[start Materials provided]

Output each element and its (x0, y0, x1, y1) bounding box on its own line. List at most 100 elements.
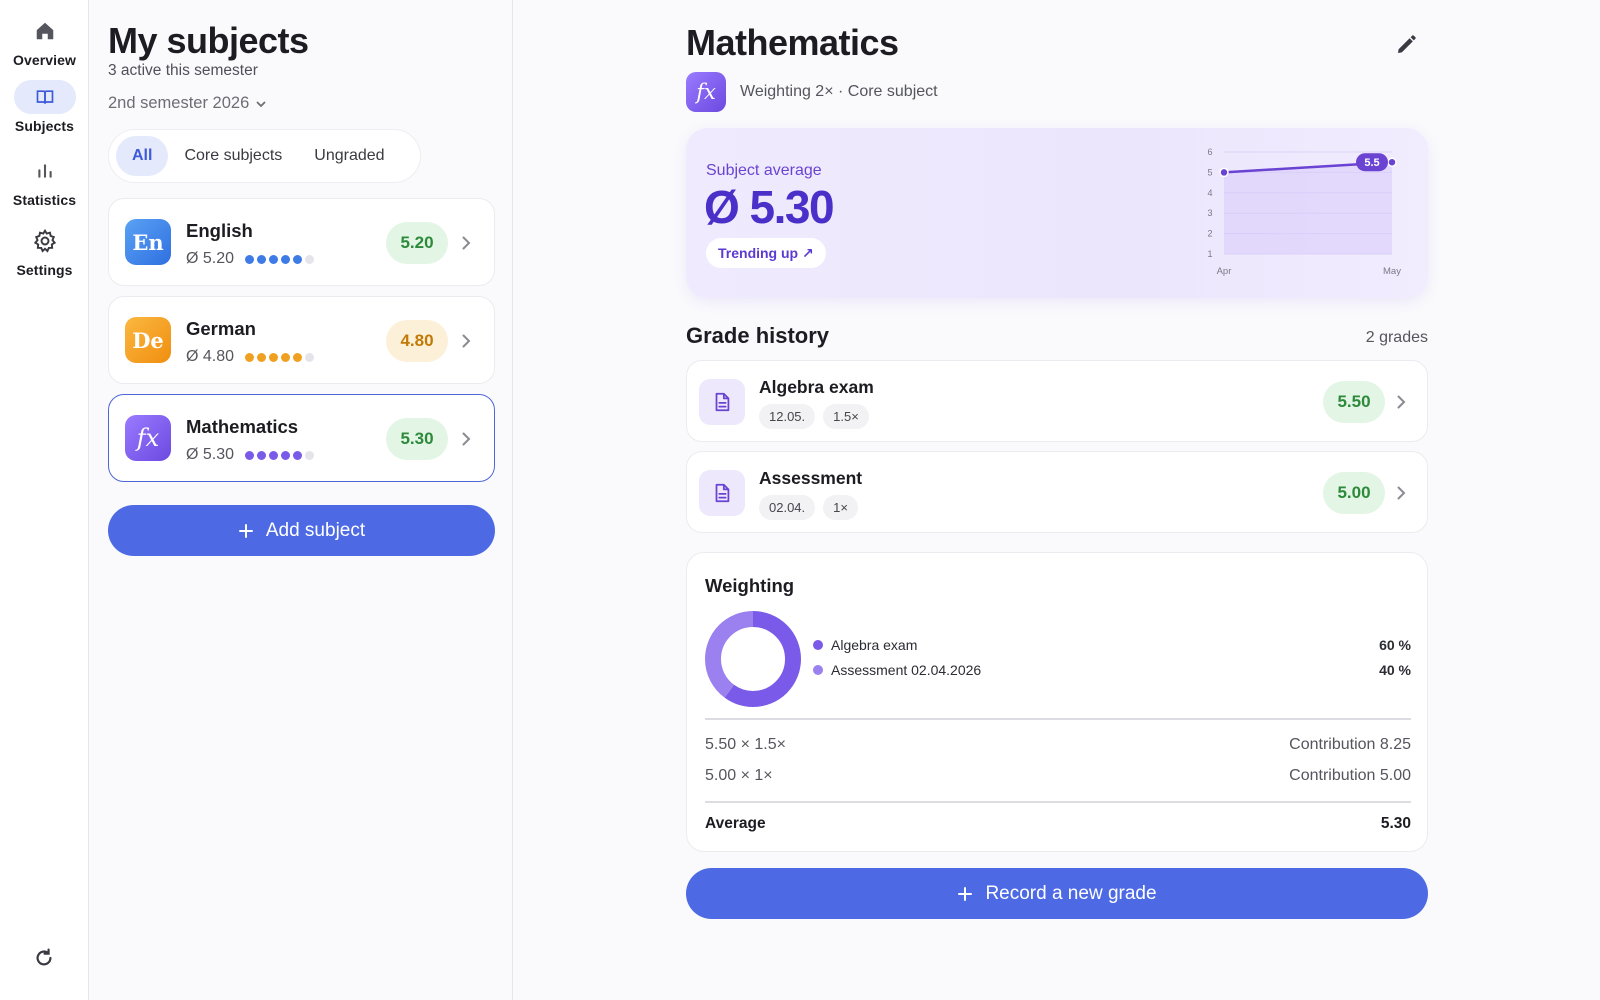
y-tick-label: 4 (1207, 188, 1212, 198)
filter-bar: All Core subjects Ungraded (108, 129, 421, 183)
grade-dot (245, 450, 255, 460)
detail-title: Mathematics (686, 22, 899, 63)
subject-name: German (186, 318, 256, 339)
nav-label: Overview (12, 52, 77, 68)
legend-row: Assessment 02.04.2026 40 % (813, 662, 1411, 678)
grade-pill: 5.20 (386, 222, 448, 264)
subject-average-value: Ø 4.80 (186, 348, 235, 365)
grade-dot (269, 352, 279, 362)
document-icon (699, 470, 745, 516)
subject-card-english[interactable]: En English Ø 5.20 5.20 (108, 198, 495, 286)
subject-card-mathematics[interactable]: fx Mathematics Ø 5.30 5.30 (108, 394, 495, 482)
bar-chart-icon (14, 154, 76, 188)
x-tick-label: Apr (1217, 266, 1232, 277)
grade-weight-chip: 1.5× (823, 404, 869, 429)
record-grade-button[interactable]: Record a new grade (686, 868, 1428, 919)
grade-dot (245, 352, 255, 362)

[end Materials provided]

### Required work
Could you copy out every line in the records above word for word, omitting the pictures?

### Answer
Output each element and its (x0, y0, x1, y1) bounding box on its own line. List at most 100 elements.
y-tick-label: 4 (1207, 188, 1212, 198)
filter-bar: All Core subjects Ungraded (108, 129, 421, 183)
grade-dot (245, 450, 255, 460)
detail-title: Mathematics (686, 22, 899, 63)
subject-name: German (186, 318, 256, 339)
nav-label: Overview (12, 52, 77, 68)
legend-row: Assessment 02.04.2026 40 % (813, 662, 1411, 678)
grade-pill: 5.20 (386, 222, 448, 264)
subject-average-value: Ø 4.80 (186, 348, 235, 365)
grade-dot (269, 352, 279, 362)
document-icon (699, 470, 745, 516)
subject-card-english[interactable]: En English Ø 5.20 5.20 (108, 198, 495, 286)
subject-card-mathematics[interactable]: fx Mathematics Ø 5.30 5.30 (108, 394, 495, 482)
bar-chart-icon (14, 154, 76, 188)
x-tick-label: Apr (1217, 266, 1232, 277)
grade-weight-chip: 1.5× (823, 404, 869, 429)
record-grade-button[interactable]: Record a new grade (686, 868, 1428, 919)
grade-dot (245, 352, 255, 362)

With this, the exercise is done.